[Some records]
▬▬▬▬▬▬

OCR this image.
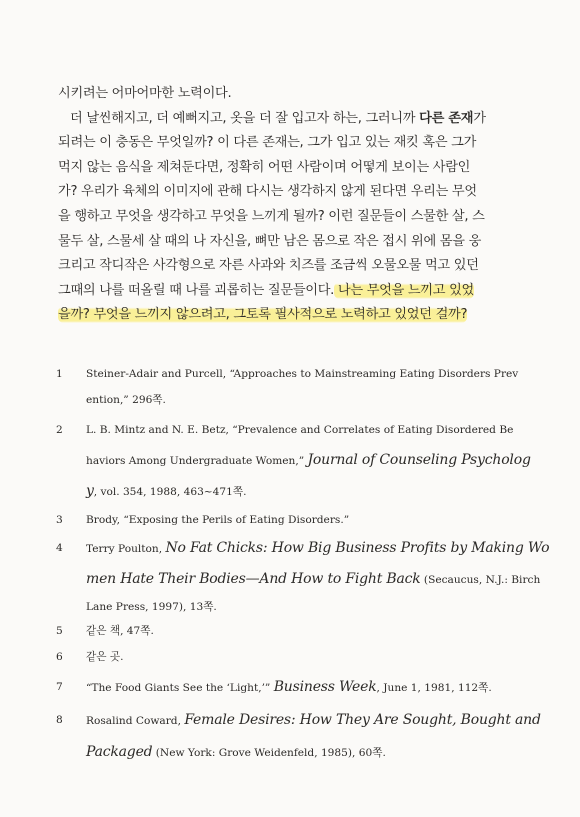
시키려는 어마어마한 노력이다.
더 날씬해지고, 더 예뻐지고, 옷을 더 잘 입고자 하는, 그러니까 다른 존재가
되려는 이 충동은 무엇일까? 이 다른 존재는, 그가 입고 있는 재킷 혹은 그가
먹지 않는 음식을 제쳐둔다면, 정확히 어떤 사람이며 어떻게 보이는 사람인
가? 우리가 육체의 이미지에 관해 다시는 생각하지 않게 된다면 우리는 무엇
을 행하고 무엇을 생각하고 무엇을 느끼게 될까? 이런 질문들이 스물한 살, 스
물두 살, 스물세 살 때의 나 자신을, 뼈만 남은 몸으로 작은 접시 위에 몸을 웅
크리고 작디작은 사각형으로 자른 사과와 치즈를 조금씩 오물오물 먹고 있던
그때의 나를 떠올릴 때 나를 괴롭히는 질문들이다. 나는 무엇을 느끼고 있었
을까? 무엇을 느끼지 않으려고, 그토록 필사적으로 노력하고 있었던 걸까?
1 Steiner-Adair and Purcell, “Approaches to Mainstreaming Eating Disorders Prev
ention,” 296쪽.
2 L. B. Mintz and N. E. Betz, “Prevalence and Correlates of Eating Disordered Be
haviors Among Undergraduate Women,” Journal of Counseling Psycholog
y, vol. 354, 1988, 463~471쪽.
3 Brody, “Exposing the Perils of Eating Disorders.”
4 Terry Poulton, No Fat Chicks: How Big Business Profits by Making Wo
men Hate Their Bodies—And How to Fight Back (Secaucus, N.J.: Birch
Lane Press, 1997), 13쪽.
5 같은 책, 47쪽.
6 같은 곳.
7 “The Food Giants See the ‘Light,’” Business Week, June 1, 1981, 112쪽.
8 Rosalind Coward, Female Desires: How They Are Sought, Bought and
Packaged (New York: Grove Weidenfeld, 1985), 60쪽.
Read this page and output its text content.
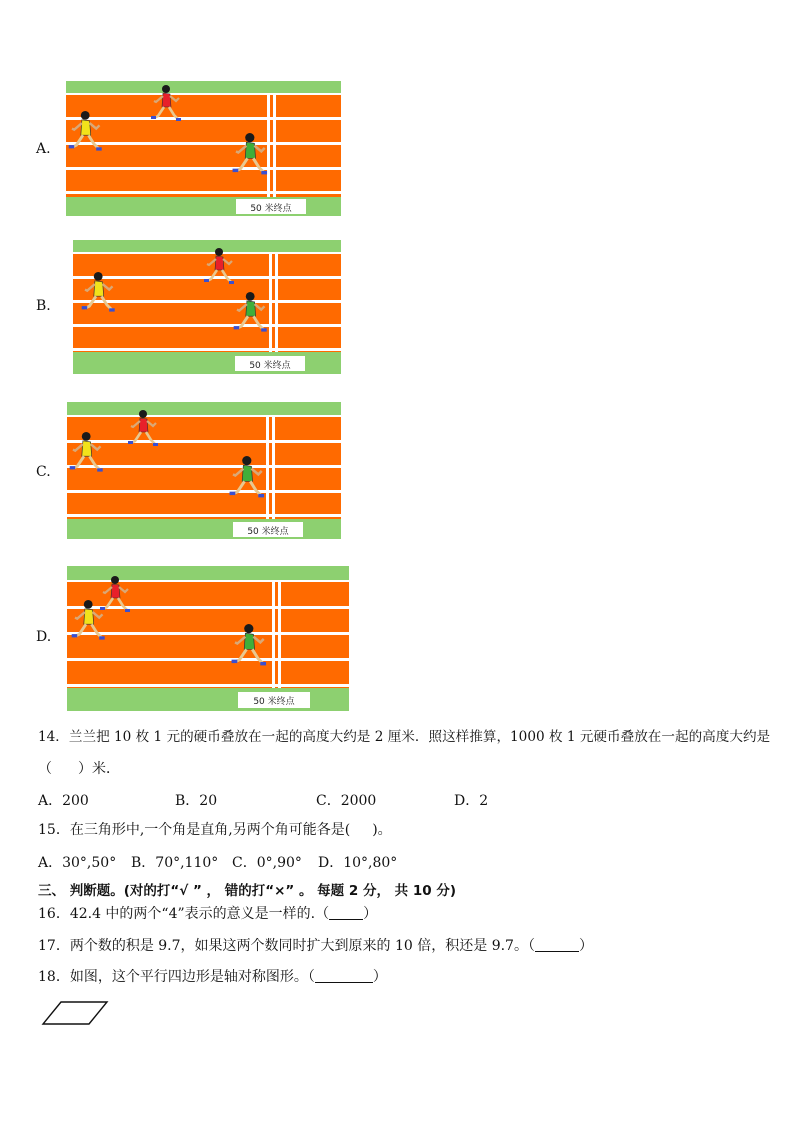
A.
50 米终点
B.
50 米终点
C.
50 米终点
D.
50 米终点
14．兰兰把 10 枚 1 元的硬币叠放在一起的高度大约是 2 厘米．照这样推算，1000 枚 1 元硬币叠放在一起的高度大约是
（ ）米．
A．200	B．20	C．2000	D．2
15．在三角形中,一个角是直角,另两个角可能各是( )。
A．30°,50° B．70°,110° C．0°,90° D．10°,80°
三、 判断题。(对的打“√ ” ， 错的打“×” 。 每题 2 分， 共 10 分)
16．42.4 中的两个“4”表示的意义是一样的.（ ）
17．两个数的积是 9.7，如果这两个数同时扩大到原来的 10 倍，积还是 9.7。（	）
18．如图，这个平行四边形是轴对称图形。（	）
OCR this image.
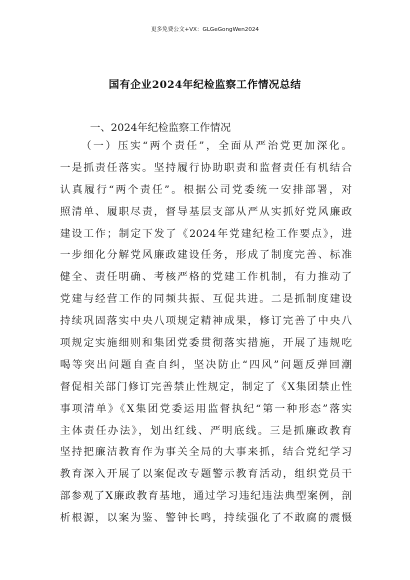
更多免费公文+VX：GLGeGongWen2024
国有企业2024年纪检监察工作情况总结
一、2024年纪检监察工作情况
（一）压实“两个责任”，全面从严治党更加深化。
一是抓责任落实。坚持履行协助职责和监督责任有机结合
认真履行“两个责任”。根据公司党委统一安排部署，对
照清单、履职尽责，督导基层支部从严从实抓好党风廉政
建设工作；制定下发了《2024年党建纪检工作要点》，进
一步细化分解党风廉政建设任务，形成了制度完善、标准
健全、责任明确、考核严格的党建工作机制，有力推动了
党建与经营工作的同频共振、互促共进。二是抓制度建设
持续巩固落实中央八项规定精神成果，修订完善了中央八
项规定实施细则和集团党委贯彻落实措施，开展了违规吃
喝等突出问题自查自纠，坚决防止“四风”问题反弹回潮
督促相关部门修订完善禁止性规定，制定了《X集团禁止性
事项清单》《X集团党委运用监督执纪“第一种形态”落实
主体责任办法》，划出红线、严明底线。三是抓廉政教育
坚持把廉洁教育作为事关全局的大事来抓，结合党纪学习
教育深入开展了以案促改专题警示教育活动，组织党员干
部参观了X廉政教育基地，通过学习违纪违法典型案例，剖
析根源，以案为鉴、警钟长鸣，持续强化了不敢腐的震慑
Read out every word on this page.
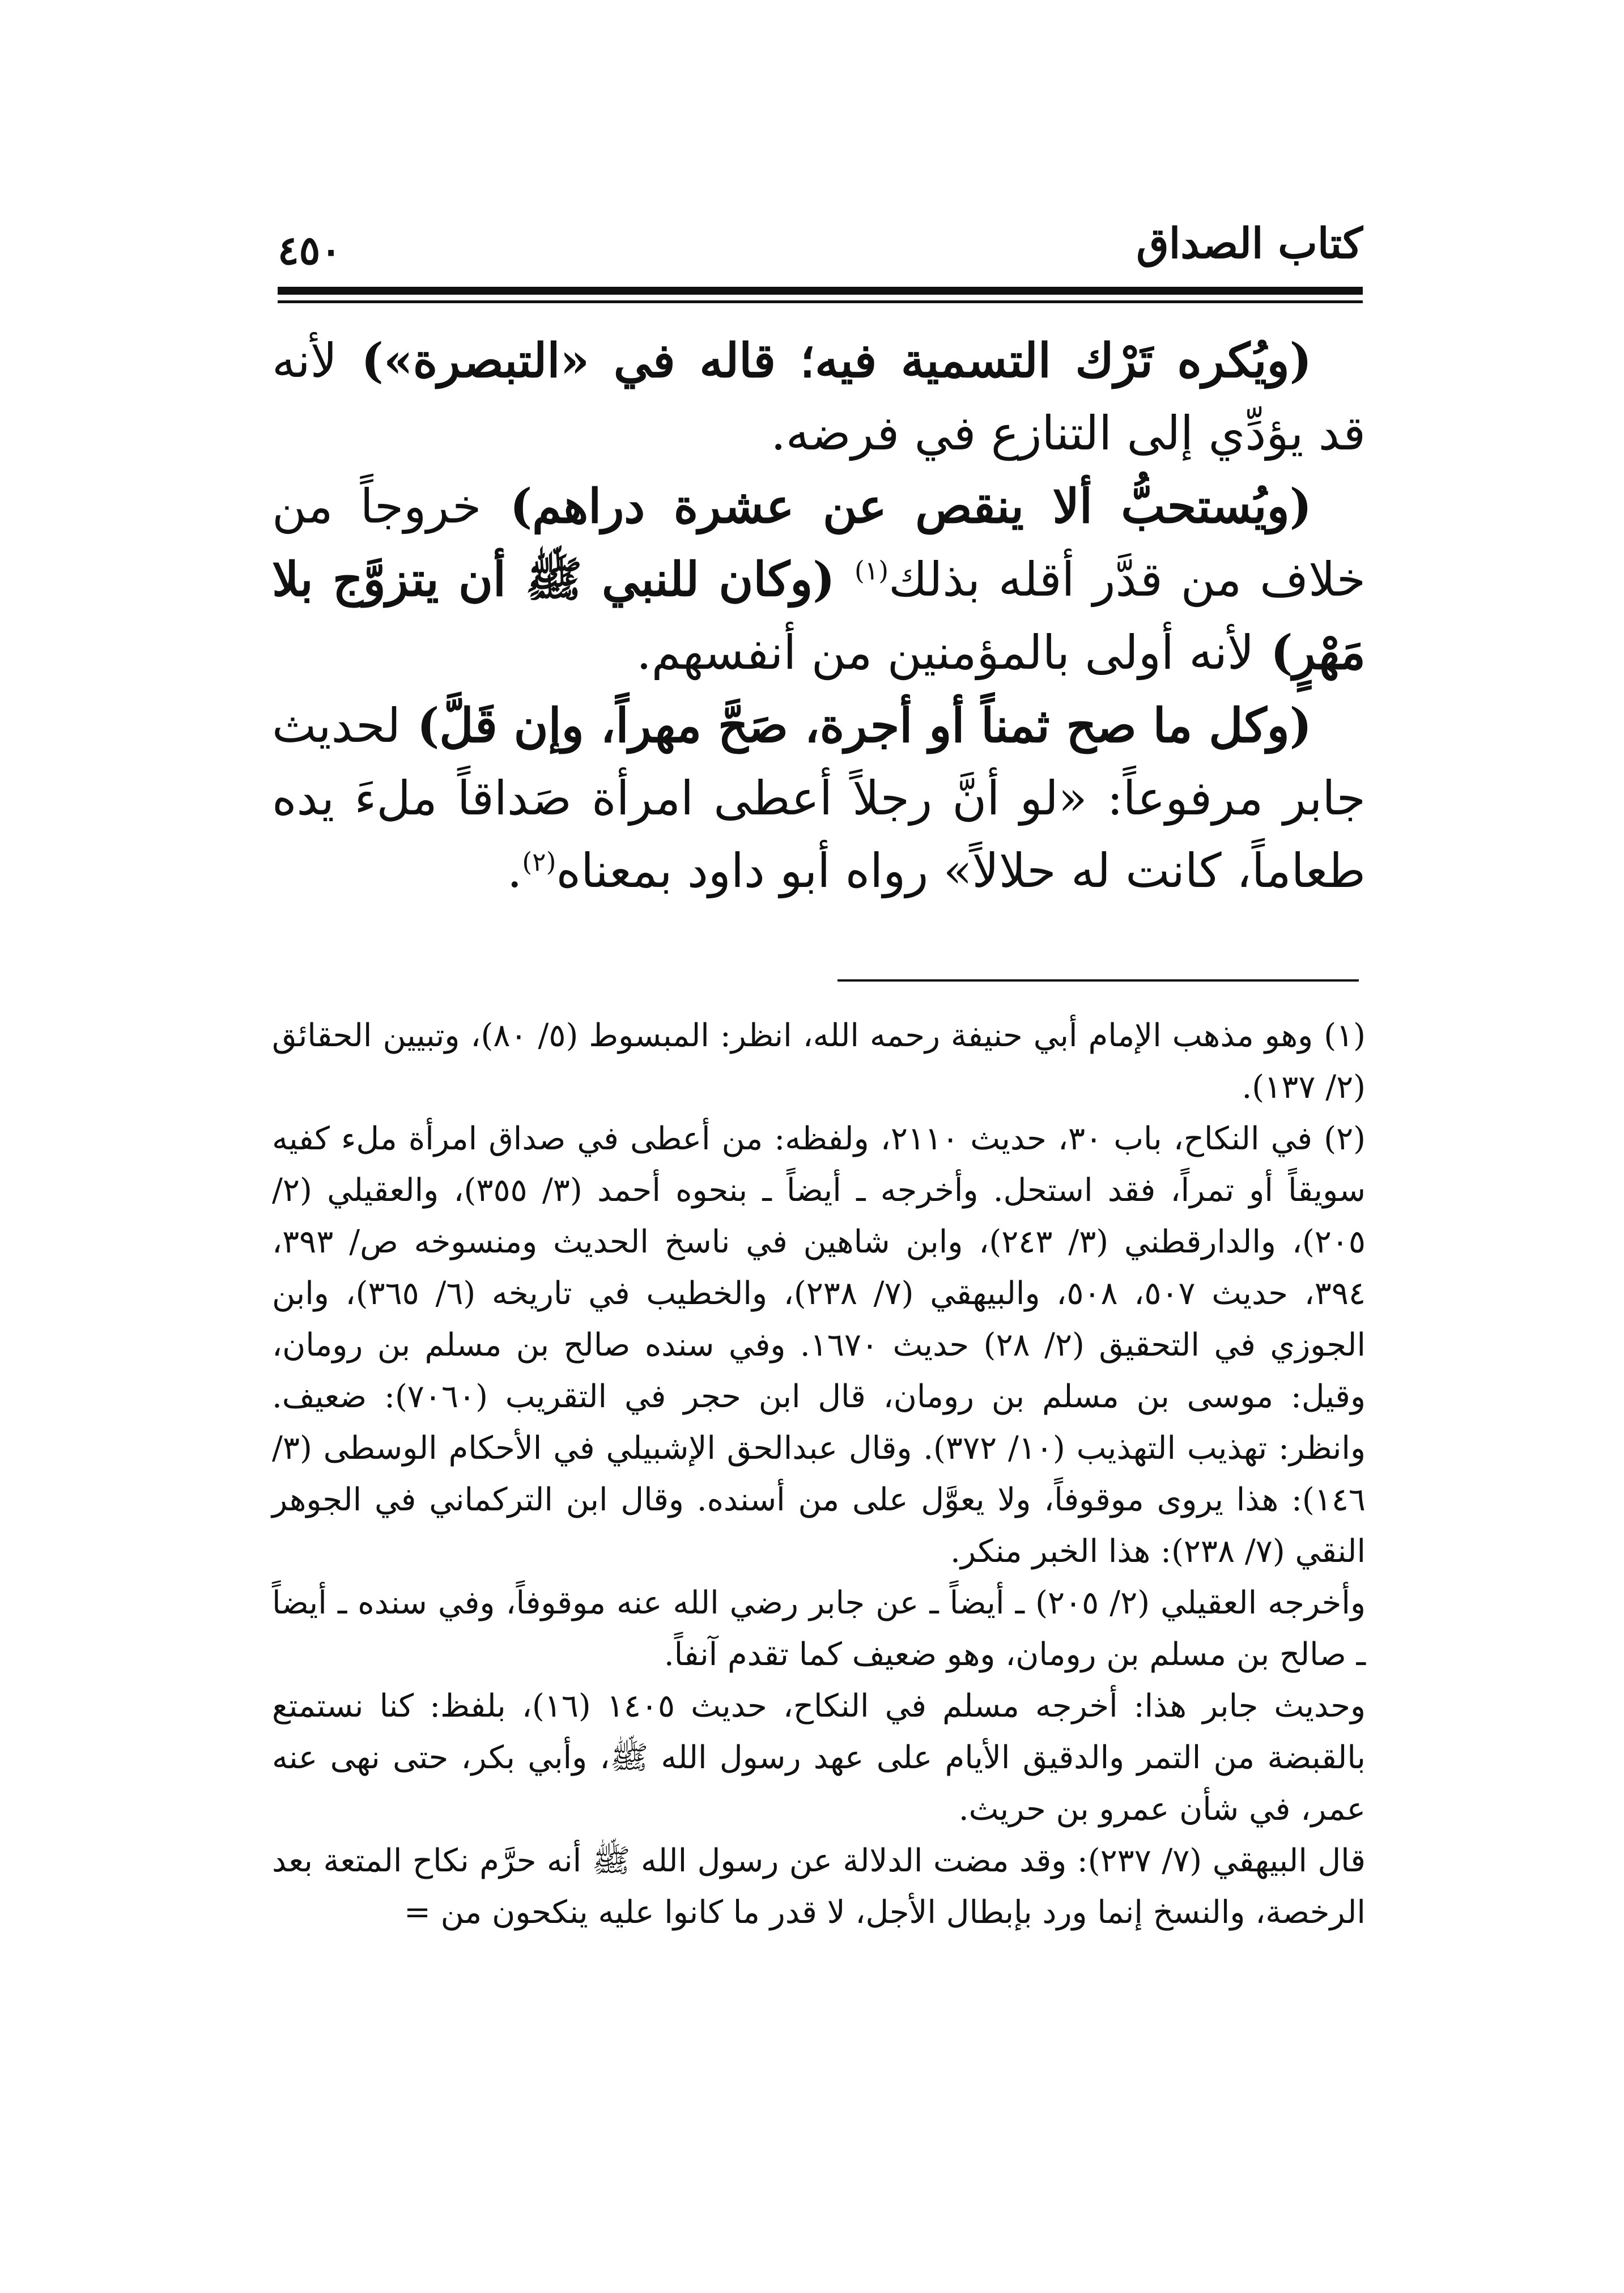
كتاب الصداق
٤٥٠

(ويُكره تَرْك التسمية فيه؛ قاله في «التبصرة») لأنه قد يؤدِّي إلى التنازع في فرضه.

(ويُستحبُّ ألا ينقص عن عشرة دراهم) خروجاً من خلاف من قدَّر أقله بذلك$^{(١)}$ (وكان للنبي ﷺ أن يتزوَّج بلا مَهْرٍ) لأنه أولى بالمؤمنين من أنفسهم.

(وكل ما صح ثمناً أو أجرة، صَحَّ مهراً، وإن قَلَّ) لحديث جابر مرفوعاً: «لو أنَّ رجلاً أعطى امرأة صَداقاً ملءَ يده طعاماً، كانت له حلالاً» رواه أبو داود بمعناه$^{(٢)}$.

(١) وهو مذهب الإمام أبي حنيفة رحمه الله، انظر: المبسوط (٥/ ٨٠)، وتبيين الحقائق (٢/ ١٣٧).

(٢) في النكاح، باب ٣٠، حديث ٢١١٠، ولفظه: من أعطى في صداق امرأة ملء كفيه سويقاً أو تمراً، فقد استحل. وأخرجه ـ أيضاً ـ بنحوه أحمد (٣/ ٣٥٥)، والعقيلي (٢/ ٢٠٥)، والدارقطني (٣/ ٢٤٣)، وابن شاهين في ناسخ الحديث ومنسوخه ص/ ٣٩٣، ٣٩٤، حديث ٥٠٧، ٥٠٨، والبيهقي (٧/ ٢٣٨)، والخطيب في تاريخه (٦/ ٣٦٥)، وابن الجوزي في التحقيق (٢/ ٢٨) حديث ١٦٧٠. وفي سنده صالح بن مسلم بن رومان، وقيل: موسى بن مسلم بن رومان، قال ابن حجر في التقريب (٧٠٦٠): ضعيف. وانظر: تهذيب التهذيب (١٠/ ٣٧٢). وقال عبدالحق الإشبيلي في الأحكام الوسطى (٣/ ١٤٦): هذا يروى موقوفاً، ولا يعوَّل على من أسنده. وقال ابن التركماني في الجوهر النقي (٧/ ٢٣٨): هذا الخبر منكر.

وأخرجه العقيلي (٢/ ٢٠٥) ـ أيضاً ـ عن جابر رضي الله عنه موقوفاً، وفي سنده ـ أيضاً ـ صالح بن مسلم بن رومان، وهو ضعيف كما تقدم آنفاً.

وحديث جابر هذا: أخرجه مسلم في النكاح، حديث ١٤٠٥ (١٦)، بلفظ: كنا نستمتع بالقبضة من التمر والدقيق الأيام على عهد رسول الله ﷺ، وأبي بكر، حتى نهى عنه عمر، في شأن عمرو بن حريث.

قال البيهقي (٧/ ٢٣٧): وقد مضت الدلالة عن رسول الله ﷺ أنه حرَّم نكاح المتعة بعد الرخصة، والنسخ إنما ورد بإبطال الأجل، لا قدر ما كانوا عليه ينكحون من =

▬▬▬▬▬▬

**Exercise details**. Exactly the lines from the line with "Read out every word on this page." through the last line of the listing, both included, should be extracted, and the pictures left behind.

**Correct response**.
Read out every word on this page.
كتاب الصداق
٤٥٠

(ويُكره تَرْك التسمية فيه؛ قاله في «التبصرة») لأنه قد يؤدِّي إلى التنازع في فرضه.

(ويُستحبُّ ألا ينقص عن عشرة دراهم) خروجاً من خلاف من قدَّر أقله بذلك$^{(١)}$ (وكان للنبي ﷺ أن يتزوَّج بلا مَهْرٍ) لأنه أولى بالمؤمنين من أنفسهم.

(وكل ما صح ثمناً أو أجرة، صَحَّ مهراً، وإن قَلَّ) لحديث جابر مرفوعاً: «لو أنَّ رجلاً أعطى امرأة صَداقاً ملءَ يده طعاماً، كانت له حلالاً» رواه أبو داود بمعناه$^{(٢)}$.

(١) وهو مذهب الإمام أبي حنيفة رحمه الله، انظر: المبسوط (٥/ ٨٠)، وتبيين الحقائق (٢/ ١٣٧).

(٢) في النكاح، باب ٣٠، حديث ٢١١٠، ولفظه: من أعطى في صداق امرأة ملء كفيه سويقاً أو تمراً، فقد استحل. وأخرجه ـ أيضاً ـ بنحوه أحمد (٣/ ٣٥٥)، والعقيلي (٢/ ٢٠٥)، والدارقطني (٣/ ٢٤٣)، وابن شاهين في ناسخ الحديث ومنسوخه ص/ ٣٩٣، ٣٩٤، حديث ٥٠٧، ٥٠٨، والبيهقي (٧/ ٢٣٨)، والخطيب في تاريخه (٦/ ٣٦٥)، وابن الجوزي في التحقيق (٢/ ٢٨) حديث ١٦٧٠. وفي سنده صالح بن مسلم بن رومان، وقيل: موسى بن مسلم بن رومان، قال ابن حجر في التقريب (٧٠٦٠): ضعيف. وانظر: تهذيب التهذيب (١٠/ ٣٧٢). وقال عبدالحق الإشبيلي في الأحكام الوسطى (٣/ ١٤٦): هذا يروى موقوفاً، ولا يعوَّل على من أسنده. وقال ابن التركماني في الجوهر النقي (٧/ ٢٣٨): هذا الخبر منكر.

وأخرجه العقيلي (٢/ ٢٠٥) ـ أيضاً ـ عن جابر رضي الله عنه موقوفاً، وفي سنده ـ أيضاً ـ صالح بن مسلم بن رومان، وهو ضعيف كما تقدم آنفاً.

وحديث جابر هذا: أخرجه مسلم في النكاح، حديث ١٤٠٥ (١٦)، بلفظ: كنا نستمتع بالقبضة من التمر والدقيق الأيام على عهد رسول الله ﷺ، وأبي بكر، حتى نهى عنه عمر، في شأن عمرو بن حريث.

قال البيهقي (٧/ ٢٣٧): وقد مضت الدلالة عن رسول الله ﷺ أنه حرَّم نكاح المتعة بعد الرخصة، والنسخ إنما ورد بإبطال الأجل، لا قدر ما كانوا عليه ينكحون من =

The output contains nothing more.